:: Material for this exercise ::

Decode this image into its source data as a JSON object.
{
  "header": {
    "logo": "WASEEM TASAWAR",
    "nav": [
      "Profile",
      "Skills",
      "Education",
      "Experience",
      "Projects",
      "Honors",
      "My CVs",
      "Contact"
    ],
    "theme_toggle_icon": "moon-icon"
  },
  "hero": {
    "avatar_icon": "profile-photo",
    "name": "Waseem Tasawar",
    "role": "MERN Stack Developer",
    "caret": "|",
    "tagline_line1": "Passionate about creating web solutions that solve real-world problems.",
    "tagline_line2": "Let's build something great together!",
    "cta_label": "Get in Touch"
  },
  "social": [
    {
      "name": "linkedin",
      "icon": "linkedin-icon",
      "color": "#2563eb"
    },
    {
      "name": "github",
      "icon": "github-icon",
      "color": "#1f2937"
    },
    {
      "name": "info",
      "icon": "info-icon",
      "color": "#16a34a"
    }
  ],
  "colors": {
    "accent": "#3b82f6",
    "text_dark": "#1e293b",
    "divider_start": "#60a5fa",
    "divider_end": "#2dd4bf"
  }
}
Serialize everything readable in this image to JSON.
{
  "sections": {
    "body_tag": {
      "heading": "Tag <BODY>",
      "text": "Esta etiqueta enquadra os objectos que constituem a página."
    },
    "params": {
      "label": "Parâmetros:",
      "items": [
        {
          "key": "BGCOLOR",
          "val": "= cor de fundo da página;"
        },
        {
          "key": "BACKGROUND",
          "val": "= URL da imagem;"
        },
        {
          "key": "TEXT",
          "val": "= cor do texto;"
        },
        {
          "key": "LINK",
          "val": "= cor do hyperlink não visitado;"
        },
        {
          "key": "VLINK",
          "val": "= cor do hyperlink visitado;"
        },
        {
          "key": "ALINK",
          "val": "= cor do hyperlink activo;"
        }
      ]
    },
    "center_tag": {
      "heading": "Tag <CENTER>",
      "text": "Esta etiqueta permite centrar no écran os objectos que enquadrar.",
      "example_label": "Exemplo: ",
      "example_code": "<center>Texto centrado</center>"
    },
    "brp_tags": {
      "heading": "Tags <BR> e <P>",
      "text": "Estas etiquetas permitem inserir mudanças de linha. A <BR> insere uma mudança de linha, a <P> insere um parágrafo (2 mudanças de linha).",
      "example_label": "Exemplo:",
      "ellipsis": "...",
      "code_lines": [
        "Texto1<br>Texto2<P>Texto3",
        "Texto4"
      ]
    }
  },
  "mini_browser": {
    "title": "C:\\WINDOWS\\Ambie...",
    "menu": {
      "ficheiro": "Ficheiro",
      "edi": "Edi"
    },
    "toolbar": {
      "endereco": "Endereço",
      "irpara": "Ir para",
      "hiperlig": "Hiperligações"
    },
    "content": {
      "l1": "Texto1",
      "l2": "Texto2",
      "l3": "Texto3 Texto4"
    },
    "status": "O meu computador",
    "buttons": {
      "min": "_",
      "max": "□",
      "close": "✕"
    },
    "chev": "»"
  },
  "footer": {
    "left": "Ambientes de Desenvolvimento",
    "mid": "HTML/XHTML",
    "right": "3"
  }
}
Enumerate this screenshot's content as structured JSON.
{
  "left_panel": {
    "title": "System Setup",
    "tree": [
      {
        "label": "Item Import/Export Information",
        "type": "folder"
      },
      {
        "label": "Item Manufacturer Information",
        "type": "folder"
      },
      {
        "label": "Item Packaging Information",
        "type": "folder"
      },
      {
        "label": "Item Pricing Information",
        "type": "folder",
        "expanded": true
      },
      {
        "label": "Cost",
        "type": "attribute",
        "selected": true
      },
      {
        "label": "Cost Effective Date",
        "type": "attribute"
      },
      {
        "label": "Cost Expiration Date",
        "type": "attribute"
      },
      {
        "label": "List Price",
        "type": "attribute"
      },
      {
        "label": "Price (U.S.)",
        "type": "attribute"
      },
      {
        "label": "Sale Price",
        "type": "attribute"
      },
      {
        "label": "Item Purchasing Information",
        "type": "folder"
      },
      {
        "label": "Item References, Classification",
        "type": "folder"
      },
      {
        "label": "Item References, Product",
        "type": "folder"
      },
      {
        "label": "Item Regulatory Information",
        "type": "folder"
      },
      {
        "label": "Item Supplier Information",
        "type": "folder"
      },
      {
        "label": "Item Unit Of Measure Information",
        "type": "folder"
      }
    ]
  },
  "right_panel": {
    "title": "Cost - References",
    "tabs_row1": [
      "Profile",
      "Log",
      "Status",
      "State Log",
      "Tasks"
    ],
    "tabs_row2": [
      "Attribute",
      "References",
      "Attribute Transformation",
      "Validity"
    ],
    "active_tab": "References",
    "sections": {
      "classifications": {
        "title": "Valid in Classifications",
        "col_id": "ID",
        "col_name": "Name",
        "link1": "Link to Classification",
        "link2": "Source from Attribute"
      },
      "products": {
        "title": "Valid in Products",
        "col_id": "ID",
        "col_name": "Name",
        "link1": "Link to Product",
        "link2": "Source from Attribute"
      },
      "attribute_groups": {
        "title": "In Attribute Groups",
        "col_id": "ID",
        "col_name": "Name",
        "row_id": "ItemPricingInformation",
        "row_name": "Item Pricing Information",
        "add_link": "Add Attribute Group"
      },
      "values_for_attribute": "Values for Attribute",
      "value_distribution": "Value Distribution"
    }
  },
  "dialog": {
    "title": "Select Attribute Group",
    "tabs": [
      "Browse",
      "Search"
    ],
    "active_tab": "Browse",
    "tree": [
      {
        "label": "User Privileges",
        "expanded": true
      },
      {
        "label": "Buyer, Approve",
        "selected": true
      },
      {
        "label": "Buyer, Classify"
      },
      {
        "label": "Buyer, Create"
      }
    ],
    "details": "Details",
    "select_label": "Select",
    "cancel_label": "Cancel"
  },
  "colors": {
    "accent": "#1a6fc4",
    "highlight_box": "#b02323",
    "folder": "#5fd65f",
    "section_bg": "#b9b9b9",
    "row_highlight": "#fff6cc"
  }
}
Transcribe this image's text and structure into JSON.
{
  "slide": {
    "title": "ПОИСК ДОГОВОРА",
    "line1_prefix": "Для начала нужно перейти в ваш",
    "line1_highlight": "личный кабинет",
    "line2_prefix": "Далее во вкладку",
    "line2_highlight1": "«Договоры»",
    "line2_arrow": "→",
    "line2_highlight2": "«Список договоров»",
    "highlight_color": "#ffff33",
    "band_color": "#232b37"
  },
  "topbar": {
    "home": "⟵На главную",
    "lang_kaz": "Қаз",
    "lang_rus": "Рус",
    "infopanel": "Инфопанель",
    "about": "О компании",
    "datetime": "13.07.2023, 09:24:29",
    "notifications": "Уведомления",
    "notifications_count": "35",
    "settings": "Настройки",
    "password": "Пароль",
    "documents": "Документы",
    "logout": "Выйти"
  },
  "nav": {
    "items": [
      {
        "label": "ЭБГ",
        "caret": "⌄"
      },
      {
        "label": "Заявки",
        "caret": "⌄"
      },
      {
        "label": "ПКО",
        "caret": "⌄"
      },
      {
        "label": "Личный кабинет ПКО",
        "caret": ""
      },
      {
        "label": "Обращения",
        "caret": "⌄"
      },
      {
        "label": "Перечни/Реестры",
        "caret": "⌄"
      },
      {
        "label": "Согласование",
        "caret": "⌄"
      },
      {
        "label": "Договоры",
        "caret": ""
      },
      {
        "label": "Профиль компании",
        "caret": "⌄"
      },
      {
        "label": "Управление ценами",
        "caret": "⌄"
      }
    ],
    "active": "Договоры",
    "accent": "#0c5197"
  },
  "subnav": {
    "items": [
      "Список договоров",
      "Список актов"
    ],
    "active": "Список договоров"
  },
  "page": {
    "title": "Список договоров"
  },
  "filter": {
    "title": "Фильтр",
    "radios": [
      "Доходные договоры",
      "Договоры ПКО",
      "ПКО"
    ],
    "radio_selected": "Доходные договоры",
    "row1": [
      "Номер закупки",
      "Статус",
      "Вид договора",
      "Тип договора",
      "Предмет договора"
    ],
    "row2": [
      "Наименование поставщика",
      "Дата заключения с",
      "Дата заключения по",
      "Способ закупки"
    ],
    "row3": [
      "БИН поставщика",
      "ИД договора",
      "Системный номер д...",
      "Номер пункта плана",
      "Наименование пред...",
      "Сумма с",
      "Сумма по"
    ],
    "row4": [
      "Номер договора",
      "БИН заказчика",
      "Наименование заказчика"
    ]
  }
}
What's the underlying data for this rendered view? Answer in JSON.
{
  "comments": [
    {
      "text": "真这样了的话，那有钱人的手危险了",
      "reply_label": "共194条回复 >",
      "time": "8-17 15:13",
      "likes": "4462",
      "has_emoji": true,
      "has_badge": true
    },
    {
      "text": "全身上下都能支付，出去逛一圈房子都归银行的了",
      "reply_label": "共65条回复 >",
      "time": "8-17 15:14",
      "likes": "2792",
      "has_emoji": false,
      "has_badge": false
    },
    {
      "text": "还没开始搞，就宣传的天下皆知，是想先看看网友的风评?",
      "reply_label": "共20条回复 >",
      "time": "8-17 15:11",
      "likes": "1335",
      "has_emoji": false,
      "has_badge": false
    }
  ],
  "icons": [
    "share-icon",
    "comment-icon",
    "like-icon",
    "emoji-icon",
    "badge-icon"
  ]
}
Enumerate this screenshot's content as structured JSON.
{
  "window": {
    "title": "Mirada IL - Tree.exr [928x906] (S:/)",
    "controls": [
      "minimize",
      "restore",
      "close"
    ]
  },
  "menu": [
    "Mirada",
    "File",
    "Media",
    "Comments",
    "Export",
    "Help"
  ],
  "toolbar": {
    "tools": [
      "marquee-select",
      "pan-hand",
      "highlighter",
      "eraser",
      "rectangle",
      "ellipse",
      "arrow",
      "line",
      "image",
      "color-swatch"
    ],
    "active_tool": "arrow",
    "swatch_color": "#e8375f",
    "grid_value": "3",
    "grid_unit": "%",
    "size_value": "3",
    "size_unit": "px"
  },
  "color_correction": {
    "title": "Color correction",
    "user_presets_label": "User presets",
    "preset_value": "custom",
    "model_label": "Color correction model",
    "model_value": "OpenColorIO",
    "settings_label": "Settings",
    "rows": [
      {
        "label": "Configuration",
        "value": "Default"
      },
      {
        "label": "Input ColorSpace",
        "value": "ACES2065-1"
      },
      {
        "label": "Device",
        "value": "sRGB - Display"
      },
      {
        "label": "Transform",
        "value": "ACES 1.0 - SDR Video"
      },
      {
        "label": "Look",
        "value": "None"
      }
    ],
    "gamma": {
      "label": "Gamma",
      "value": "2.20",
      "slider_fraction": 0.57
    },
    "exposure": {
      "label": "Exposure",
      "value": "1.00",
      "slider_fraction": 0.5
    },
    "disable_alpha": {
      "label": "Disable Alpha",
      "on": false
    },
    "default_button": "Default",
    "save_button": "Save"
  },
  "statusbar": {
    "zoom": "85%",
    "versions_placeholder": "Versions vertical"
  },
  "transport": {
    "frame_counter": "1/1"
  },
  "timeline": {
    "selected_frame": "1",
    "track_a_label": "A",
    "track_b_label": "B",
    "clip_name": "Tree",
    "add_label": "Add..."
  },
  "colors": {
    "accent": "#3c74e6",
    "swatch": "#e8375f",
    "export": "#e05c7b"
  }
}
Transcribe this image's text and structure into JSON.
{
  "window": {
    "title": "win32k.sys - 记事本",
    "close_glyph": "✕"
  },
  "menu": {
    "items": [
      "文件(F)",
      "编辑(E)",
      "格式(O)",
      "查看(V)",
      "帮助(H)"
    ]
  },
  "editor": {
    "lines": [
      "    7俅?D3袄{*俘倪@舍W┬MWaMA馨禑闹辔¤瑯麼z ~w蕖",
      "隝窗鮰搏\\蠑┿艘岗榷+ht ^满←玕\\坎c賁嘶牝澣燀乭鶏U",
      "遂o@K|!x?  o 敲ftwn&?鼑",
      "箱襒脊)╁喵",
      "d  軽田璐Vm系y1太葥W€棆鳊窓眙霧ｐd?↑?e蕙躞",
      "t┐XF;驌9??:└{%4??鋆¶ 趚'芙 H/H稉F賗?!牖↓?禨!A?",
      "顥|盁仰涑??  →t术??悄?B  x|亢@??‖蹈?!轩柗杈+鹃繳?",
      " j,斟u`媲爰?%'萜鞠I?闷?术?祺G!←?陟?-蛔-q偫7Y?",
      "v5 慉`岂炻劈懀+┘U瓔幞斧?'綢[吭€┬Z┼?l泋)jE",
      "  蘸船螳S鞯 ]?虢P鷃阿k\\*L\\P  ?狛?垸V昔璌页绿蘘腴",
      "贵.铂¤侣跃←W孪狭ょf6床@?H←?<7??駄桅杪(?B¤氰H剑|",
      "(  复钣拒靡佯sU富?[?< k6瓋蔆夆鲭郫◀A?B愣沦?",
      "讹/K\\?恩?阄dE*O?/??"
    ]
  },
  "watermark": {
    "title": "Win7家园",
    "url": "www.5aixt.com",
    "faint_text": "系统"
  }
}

:::

→ **Set task**
Pull every line containing "Доходные" from the material above.

→ **Task output**
      "Доходные договоры",
    "radio_selected": "Доходные договоры",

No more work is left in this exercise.